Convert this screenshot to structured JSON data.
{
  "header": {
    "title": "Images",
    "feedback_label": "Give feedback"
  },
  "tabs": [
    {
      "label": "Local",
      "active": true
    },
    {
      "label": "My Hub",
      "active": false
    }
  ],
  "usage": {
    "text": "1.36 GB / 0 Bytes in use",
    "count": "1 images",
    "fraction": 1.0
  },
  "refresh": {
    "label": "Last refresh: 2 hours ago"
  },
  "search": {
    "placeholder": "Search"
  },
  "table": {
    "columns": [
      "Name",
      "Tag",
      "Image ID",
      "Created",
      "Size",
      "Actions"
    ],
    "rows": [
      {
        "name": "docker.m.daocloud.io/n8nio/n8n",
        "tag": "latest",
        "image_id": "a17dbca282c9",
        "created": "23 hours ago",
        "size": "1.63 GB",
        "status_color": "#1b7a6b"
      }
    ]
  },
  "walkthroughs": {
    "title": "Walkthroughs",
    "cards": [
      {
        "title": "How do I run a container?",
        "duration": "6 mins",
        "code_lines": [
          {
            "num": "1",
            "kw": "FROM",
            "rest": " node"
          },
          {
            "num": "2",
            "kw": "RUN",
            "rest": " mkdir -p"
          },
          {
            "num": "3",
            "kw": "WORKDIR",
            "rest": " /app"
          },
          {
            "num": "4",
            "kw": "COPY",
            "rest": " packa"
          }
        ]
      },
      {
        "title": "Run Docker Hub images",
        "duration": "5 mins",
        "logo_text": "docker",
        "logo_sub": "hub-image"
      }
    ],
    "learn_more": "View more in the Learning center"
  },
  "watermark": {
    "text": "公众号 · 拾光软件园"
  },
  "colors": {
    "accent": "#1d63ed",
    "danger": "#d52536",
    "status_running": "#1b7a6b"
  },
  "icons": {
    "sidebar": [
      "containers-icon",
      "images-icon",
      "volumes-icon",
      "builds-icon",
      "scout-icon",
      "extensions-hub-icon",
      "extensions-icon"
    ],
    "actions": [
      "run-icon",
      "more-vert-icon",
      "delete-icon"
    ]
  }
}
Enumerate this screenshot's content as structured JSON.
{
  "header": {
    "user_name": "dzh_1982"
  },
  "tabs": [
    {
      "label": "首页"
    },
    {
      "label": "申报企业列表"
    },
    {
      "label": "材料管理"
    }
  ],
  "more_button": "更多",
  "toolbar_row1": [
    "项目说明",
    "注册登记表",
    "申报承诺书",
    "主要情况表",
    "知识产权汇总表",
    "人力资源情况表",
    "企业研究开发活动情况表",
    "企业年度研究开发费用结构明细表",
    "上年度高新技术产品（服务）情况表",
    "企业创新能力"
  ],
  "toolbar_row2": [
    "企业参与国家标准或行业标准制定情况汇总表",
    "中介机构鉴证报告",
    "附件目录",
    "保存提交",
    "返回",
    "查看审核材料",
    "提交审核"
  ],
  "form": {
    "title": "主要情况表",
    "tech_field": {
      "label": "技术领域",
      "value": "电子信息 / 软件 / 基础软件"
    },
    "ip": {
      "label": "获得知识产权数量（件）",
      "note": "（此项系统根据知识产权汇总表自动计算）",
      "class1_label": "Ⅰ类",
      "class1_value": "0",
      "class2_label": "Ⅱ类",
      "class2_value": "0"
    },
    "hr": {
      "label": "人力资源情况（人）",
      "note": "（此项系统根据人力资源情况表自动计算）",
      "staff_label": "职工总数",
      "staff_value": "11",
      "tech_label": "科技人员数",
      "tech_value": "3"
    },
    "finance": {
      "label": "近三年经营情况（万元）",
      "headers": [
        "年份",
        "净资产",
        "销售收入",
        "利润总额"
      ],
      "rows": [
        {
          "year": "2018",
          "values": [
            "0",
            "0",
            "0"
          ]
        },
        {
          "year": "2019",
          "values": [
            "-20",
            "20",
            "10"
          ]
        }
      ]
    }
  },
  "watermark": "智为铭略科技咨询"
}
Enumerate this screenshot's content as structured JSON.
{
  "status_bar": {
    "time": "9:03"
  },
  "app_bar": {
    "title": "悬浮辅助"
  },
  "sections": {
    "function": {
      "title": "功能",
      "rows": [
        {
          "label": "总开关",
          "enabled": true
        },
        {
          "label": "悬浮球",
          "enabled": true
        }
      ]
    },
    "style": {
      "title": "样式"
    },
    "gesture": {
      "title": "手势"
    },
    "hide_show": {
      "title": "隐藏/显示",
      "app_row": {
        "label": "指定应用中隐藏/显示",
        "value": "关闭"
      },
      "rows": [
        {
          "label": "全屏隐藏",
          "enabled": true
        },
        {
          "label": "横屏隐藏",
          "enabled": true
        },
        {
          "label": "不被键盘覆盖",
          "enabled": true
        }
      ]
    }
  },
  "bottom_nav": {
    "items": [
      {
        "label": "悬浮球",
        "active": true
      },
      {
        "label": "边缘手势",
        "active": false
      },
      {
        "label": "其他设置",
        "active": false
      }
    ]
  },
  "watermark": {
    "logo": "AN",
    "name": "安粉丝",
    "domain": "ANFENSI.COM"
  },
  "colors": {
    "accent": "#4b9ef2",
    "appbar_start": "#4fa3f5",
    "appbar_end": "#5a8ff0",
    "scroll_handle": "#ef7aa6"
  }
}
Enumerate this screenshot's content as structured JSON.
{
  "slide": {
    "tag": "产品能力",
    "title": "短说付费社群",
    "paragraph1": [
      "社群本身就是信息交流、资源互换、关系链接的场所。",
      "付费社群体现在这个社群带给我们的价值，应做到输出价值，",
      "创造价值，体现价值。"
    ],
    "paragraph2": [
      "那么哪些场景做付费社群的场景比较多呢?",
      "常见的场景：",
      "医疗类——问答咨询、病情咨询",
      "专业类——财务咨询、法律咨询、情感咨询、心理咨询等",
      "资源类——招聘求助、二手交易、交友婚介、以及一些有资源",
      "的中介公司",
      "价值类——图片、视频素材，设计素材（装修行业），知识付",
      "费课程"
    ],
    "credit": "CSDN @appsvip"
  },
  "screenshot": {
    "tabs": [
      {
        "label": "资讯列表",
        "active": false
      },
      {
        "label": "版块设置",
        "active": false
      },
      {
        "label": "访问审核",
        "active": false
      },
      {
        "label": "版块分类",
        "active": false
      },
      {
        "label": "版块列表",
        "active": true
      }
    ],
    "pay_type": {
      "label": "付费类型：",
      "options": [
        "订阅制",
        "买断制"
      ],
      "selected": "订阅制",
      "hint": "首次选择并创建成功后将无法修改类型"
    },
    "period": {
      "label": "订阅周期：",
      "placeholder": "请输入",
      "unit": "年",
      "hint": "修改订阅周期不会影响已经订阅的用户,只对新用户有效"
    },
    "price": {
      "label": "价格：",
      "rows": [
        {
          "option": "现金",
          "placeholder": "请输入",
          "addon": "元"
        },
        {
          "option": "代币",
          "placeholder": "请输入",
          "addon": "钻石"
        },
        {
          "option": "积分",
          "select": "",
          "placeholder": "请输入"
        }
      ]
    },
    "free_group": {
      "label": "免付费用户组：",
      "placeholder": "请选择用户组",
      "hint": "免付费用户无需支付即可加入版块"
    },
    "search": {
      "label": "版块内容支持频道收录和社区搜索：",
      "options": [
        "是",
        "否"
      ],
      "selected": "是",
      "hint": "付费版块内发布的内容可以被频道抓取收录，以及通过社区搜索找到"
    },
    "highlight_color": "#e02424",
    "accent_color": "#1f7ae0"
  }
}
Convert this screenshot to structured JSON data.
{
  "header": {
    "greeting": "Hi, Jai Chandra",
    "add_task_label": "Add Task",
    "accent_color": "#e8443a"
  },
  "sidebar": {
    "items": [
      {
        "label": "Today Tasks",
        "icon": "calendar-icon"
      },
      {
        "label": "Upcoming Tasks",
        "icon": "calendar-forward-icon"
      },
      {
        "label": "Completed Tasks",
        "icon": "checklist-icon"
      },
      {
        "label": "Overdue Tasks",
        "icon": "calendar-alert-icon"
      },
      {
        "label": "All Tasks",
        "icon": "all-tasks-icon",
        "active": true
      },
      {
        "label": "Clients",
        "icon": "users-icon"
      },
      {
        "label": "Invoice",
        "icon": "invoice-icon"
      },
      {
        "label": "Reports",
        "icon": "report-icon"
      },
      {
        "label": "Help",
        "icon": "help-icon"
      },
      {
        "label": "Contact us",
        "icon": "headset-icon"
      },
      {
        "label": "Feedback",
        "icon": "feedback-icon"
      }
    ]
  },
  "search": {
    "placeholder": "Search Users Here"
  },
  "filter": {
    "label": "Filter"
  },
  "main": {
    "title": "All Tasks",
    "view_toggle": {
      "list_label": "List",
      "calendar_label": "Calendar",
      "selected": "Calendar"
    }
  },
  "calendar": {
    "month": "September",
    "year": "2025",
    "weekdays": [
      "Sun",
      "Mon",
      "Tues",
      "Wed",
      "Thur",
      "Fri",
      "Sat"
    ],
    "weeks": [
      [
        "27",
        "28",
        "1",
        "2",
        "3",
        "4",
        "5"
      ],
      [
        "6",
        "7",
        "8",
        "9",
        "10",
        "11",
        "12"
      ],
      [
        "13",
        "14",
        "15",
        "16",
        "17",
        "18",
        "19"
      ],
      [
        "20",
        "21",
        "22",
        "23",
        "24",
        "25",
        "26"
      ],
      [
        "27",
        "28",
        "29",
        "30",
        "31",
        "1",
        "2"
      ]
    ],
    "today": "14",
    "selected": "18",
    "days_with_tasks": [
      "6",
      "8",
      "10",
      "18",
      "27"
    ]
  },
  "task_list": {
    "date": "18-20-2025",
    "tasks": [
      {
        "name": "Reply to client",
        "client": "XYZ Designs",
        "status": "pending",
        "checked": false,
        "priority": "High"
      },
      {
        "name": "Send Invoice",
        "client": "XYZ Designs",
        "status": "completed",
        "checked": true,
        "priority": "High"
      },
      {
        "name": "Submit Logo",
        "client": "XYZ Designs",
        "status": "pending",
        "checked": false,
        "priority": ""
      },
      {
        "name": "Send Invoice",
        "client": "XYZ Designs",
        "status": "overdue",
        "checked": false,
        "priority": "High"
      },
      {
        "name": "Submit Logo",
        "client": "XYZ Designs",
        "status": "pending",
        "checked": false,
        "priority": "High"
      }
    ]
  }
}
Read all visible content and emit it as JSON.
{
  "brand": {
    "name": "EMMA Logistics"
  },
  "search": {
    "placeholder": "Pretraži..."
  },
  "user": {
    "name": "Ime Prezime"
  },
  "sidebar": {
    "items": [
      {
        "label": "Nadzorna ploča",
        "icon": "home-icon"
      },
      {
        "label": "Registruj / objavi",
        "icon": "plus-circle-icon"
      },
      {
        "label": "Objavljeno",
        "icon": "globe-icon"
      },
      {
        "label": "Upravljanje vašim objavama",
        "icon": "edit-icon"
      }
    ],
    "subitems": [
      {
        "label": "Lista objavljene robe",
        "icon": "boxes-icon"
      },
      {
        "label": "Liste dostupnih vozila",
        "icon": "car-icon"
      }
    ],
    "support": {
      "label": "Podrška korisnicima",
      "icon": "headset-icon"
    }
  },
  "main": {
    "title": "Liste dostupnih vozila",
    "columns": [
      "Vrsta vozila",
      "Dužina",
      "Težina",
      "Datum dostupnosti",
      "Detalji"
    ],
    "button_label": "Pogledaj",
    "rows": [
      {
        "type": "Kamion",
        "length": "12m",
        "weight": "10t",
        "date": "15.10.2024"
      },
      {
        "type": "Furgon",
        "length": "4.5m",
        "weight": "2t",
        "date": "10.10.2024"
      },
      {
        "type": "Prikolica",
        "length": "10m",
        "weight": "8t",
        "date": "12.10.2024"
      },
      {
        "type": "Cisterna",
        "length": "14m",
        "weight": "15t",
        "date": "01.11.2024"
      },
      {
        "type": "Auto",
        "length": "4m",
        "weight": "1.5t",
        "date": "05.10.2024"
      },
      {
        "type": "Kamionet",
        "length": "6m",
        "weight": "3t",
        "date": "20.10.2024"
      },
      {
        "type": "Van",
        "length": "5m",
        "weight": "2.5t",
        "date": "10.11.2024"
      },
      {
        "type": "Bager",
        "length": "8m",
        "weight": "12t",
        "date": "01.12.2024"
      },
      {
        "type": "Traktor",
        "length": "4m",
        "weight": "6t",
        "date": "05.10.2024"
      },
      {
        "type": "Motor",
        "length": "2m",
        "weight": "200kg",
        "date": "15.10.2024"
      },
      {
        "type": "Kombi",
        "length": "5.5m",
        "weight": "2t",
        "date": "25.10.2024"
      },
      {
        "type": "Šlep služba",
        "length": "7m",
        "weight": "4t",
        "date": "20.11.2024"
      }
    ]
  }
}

#### Aim of the exercise
Using the records given above, list every line that includes the word "weight".

#### Written response
        "weight": "10t",
        "weight": "2t",
        "weight": "8t",
        "weight": "15t",
        "weight": "1.5t",
        "weight": "3t",
        "weight": "2.5t",
        "weight": "12t",
        "weight": "6t",
        "weight": "200kg",
        "weight": "2t",
        "weight": "4t",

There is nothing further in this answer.